● **Required task**
Take every line from the listing below that contains "side".

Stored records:
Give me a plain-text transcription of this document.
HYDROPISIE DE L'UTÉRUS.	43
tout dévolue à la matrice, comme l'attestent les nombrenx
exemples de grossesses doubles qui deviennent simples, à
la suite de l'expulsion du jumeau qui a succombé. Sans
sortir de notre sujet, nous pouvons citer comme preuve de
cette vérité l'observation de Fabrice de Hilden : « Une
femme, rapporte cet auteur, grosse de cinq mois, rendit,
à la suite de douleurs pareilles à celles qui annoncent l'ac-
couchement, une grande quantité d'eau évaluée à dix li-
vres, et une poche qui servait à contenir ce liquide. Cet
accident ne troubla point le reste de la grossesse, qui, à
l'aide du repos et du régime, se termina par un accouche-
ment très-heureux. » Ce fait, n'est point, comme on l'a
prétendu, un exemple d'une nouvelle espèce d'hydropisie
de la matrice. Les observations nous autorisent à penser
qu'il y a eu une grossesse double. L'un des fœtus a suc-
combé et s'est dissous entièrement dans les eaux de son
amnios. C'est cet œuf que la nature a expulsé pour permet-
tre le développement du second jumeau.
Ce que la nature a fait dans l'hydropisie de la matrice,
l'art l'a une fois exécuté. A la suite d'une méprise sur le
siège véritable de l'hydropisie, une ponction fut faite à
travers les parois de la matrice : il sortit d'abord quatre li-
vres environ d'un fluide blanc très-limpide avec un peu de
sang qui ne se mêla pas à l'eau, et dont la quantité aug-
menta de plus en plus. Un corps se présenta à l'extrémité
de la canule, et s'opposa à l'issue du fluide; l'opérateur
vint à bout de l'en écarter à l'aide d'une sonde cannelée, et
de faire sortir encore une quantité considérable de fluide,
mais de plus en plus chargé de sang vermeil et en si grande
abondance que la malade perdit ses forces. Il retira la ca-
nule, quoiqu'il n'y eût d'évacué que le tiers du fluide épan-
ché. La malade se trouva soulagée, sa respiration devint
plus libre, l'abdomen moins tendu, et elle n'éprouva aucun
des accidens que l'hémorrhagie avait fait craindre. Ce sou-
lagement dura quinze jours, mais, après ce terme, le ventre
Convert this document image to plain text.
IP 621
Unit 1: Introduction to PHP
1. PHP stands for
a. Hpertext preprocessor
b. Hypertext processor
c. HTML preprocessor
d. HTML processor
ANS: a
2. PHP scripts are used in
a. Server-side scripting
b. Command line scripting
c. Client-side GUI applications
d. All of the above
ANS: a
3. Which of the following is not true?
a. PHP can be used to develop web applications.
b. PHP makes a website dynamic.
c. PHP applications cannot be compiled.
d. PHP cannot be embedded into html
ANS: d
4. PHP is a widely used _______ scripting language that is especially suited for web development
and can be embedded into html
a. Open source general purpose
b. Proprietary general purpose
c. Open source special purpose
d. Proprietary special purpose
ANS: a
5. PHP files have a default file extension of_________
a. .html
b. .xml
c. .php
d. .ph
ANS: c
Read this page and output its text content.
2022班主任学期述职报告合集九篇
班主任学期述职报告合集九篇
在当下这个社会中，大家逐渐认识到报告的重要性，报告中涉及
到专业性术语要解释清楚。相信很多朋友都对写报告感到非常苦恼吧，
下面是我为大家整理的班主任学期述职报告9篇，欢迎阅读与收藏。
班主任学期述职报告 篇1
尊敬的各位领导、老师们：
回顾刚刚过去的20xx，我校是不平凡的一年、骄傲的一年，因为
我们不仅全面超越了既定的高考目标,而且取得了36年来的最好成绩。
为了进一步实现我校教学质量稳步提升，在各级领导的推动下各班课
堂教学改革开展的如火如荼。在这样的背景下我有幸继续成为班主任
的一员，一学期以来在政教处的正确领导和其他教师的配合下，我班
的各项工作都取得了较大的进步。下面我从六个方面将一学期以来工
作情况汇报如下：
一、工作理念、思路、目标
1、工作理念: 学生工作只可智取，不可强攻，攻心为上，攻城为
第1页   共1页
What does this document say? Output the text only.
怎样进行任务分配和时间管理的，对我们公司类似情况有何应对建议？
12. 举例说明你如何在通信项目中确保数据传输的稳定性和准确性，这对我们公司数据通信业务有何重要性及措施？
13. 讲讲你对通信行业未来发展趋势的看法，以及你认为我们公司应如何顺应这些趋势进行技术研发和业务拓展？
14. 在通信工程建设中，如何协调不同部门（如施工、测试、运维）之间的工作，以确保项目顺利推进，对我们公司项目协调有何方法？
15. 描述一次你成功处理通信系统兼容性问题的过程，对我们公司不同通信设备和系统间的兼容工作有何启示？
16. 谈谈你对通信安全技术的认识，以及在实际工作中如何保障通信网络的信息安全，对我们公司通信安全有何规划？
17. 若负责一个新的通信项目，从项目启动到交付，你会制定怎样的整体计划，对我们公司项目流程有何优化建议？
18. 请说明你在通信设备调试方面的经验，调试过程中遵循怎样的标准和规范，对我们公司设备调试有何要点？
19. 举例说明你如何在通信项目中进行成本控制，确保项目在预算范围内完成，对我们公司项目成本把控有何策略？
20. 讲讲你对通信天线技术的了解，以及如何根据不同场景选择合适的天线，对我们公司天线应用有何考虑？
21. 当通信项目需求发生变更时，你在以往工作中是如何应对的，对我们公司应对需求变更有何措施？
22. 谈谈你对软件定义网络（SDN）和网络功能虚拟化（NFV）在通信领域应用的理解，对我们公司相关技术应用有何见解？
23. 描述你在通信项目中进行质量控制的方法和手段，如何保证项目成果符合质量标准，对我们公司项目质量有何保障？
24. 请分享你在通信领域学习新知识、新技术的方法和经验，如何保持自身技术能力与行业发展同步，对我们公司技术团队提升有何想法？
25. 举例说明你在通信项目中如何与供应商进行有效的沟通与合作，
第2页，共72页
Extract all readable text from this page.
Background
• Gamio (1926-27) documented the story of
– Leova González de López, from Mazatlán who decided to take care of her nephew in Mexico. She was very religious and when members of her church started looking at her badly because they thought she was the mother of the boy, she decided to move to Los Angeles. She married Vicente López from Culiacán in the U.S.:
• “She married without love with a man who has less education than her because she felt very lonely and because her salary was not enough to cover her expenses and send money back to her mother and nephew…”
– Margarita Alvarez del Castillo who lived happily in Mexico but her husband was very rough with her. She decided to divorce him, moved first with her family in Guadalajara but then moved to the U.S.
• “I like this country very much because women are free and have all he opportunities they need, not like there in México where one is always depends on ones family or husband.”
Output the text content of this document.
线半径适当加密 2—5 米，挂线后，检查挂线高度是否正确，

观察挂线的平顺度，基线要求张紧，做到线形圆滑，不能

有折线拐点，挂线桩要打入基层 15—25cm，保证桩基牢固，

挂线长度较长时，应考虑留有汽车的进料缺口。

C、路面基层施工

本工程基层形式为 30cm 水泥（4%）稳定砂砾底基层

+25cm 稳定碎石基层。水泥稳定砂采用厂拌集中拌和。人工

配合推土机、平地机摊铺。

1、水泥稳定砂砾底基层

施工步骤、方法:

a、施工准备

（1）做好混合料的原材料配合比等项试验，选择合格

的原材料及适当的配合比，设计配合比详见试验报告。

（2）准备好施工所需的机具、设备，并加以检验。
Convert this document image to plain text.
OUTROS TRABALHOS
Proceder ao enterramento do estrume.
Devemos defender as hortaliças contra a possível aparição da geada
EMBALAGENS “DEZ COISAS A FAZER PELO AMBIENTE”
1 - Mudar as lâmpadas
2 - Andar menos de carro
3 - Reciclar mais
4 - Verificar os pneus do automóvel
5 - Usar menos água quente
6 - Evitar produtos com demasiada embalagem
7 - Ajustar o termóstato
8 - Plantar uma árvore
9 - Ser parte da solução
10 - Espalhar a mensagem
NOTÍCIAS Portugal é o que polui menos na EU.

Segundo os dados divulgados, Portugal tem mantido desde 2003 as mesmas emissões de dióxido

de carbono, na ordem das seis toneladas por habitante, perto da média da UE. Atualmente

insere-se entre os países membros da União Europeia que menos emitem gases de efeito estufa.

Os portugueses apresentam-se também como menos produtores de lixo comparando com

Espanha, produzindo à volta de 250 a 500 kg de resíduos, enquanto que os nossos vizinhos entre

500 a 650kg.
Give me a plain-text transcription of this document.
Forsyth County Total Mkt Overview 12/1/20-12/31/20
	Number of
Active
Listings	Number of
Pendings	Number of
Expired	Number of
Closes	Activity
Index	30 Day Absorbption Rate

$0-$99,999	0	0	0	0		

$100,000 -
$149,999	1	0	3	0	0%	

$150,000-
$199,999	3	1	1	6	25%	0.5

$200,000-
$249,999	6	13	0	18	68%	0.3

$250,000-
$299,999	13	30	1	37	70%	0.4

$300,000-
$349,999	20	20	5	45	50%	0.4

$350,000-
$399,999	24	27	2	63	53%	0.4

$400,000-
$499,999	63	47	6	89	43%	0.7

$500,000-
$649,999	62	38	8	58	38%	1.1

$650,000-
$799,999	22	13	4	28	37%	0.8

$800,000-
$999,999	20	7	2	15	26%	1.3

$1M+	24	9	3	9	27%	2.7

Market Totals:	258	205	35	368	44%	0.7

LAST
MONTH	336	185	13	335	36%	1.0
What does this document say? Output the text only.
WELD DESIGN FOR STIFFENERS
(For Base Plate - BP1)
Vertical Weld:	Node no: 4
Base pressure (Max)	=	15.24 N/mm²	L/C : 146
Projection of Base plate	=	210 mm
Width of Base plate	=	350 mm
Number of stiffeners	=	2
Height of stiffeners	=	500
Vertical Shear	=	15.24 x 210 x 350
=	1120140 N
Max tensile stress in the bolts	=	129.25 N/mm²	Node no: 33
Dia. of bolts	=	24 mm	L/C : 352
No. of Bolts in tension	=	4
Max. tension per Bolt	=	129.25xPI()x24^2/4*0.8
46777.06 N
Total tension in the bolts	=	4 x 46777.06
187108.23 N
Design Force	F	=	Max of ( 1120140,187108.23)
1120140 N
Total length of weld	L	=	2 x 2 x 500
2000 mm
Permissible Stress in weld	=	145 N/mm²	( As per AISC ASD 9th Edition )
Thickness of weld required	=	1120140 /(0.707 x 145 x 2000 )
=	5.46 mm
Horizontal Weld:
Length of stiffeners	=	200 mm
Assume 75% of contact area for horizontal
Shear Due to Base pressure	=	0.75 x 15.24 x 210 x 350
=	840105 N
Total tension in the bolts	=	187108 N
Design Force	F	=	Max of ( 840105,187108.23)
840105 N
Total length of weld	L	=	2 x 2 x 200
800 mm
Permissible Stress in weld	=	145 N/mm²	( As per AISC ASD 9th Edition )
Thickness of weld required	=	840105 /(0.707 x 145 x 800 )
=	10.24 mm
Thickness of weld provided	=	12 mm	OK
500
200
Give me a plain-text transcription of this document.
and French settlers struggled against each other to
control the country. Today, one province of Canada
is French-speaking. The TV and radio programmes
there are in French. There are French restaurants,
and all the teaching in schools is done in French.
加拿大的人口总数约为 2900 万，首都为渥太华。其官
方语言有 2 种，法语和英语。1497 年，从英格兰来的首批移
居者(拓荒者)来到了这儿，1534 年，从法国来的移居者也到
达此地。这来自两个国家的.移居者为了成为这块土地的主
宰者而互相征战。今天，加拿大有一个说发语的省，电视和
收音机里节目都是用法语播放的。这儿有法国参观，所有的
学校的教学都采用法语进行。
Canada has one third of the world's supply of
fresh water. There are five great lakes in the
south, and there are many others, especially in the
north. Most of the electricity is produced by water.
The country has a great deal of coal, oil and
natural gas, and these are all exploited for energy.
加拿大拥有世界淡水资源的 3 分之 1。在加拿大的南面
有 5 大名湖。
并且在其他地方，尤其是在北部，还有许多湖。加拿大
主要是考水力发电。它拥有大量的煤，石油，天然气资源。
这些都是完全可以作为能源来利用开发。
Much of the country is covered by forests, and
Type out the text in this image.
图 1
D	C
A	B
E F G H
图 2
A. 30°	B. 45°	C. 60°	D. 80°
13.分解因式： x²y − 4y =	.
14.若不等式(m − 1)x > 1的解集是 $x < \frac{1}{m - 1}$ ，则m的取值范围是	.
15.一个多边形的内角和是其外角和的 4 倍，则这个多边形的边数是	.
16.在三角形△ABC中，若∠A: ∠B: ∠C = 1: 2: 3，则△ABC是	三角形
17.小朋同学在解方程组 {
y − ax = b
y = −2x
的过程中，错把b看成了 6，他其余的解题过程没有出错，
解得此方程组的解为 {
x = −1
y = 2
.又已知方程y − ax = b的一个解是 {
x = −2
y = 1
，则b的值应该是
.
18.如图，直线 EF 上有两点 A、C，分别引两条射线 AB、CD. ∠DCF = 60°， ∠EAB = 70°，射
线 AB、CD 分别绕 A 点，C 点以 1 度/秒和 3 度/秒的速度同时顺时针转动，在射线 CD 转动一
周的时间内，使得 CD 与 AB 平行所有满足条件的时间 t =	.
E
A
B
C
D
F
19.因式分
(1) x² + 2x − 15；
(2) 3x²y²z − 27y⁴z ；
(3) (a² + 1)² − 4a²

● **Written solution**
a. Server-side scripting
c. Client-side GUI applications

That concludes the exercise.